| Data for this exercise |
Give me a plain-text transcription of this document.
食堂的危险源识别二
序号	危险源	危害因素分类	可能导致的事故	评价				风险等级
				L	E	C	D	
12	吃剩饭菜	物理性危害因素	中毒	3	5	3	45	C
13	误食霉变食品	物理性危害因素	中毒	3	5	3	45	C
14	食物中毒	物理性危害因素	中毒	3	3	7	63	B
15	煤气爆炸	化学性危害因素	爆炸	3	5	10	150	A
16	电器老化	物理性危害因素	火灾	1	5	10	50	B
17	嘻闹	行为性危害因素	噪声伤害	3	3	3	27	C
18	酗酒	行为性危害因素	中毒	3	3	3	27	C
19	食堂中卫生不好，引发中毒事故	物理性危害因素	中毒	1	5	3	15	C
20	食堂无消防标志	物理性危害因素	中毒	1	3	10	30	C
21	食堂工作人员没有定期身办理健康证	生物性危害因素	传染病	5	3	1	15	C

| Directive |
Write the material out again word for word.

| Answer for this exercise |
Give me a plain-text transcription of this document.
食堂的危险源识别二
序号	危险源	危害因素分类	可能导致的事故	评价				风险等级
				L	E	C	D	
12	吃剩饭菜	物理性危害因素	中毒	3	5	3	45	C
13	误食霉变食品	物理性危害因素	中毒	3	5	3	45	C
14	食物中毒	物理性危害因素	中毒	3	3	7	63	B
15	煤气爆炸	化学性危害因素	爆炸	3	5	10	150	A
16	电器老化	物理性危害因素	火灾	1	5	10	50	B
17	嘻闹	行为性危害因素	噪声伤害	3	3	3	27	C
18	酗酒	行为性危害因素	中毒	3	3	3	27	C
19	食堂中卫生不好，引发中毒事故	物理性危害因素	中毒	1	5	3	15	C
20	食堂无消防标志	物理性危害因素	中毒	1	3	10	30	C
21	食堂工作人员没有定期身办理健康证	生物性危害因素	传染病	5	3	1	15	C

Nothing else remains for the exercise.